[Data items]
--------------------------------------------------
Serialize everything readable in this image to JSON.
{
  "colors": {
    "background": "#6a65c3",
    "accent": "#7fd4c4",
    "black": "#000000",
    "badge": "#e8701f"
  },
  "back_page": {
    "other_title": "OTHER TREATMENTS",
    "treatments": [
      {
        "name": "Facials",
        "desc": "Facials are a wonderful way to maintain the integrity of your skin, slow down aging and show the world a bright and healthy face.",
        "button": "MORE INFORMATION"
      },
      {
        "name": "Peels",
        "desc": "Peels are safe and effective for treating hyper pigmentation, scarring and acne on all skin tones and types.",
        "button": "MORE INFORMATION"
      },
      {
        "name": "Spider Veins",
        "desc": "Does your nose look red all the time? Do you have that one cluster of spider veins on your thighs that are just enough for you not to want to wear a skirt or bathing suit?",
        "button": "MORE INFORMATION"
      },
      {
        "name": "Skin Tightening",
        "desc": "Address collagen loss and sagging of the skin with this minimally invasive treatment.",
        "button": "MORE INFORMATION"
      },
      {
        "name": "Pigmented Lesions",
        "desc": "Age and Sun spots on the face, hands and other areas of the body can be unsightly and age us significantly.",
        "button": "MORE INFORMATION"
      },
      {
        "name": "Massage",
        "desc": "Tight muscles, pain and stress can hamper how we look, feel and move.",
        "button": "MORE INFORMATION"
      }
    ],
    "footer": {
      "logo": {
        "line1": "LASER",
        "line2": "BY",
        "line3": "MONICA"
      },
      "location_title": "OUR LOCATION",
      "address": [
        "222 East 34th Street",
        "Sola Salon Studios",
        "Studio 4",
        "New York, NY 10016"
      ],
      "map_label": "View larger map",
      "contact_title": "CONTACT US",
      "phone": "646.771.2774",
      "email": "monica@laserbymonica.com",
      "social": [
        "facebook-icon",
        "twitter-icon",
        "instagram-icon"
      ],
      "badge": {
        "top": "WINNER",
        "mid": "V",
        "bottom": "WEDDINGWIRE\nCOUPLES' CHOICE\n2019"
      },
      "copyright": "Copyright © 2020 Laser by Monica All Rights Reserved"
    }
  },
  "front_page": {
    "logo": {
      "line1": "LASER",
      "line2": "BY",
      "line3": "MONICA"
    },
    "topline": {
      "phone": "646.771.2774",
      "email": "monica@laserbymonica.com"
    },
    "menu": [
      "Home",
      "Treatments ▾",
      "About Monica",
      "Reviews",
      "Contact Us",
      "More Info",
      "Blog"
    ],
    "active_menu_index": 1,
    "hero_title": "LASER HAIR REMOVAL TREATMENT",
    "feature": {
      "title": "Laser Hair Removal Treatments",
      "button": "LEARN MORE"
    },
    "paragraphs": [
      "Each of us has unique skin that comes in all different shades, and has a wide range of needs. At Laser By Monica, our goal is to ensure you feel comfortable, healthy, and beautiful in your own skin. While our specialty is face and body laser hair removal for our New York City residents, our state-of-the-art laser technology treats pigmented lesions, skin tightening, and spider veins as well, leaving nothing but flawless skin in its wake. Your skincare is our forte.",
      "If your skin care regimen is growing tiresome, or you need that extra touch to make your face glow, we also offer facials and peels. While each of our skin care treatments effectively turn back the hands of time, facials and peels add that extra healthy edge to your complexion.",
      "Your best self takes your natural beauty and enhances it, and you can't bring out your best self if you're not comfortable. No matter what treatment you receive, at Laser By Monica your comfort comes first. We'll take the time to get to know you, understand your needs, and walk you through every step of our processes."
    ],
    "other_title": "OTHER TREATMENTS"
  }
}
--------------------------------------------------
Direction
Determine the number of lines in the entries above where the string "icon" appears. Answer with the number alone.

Full solution
3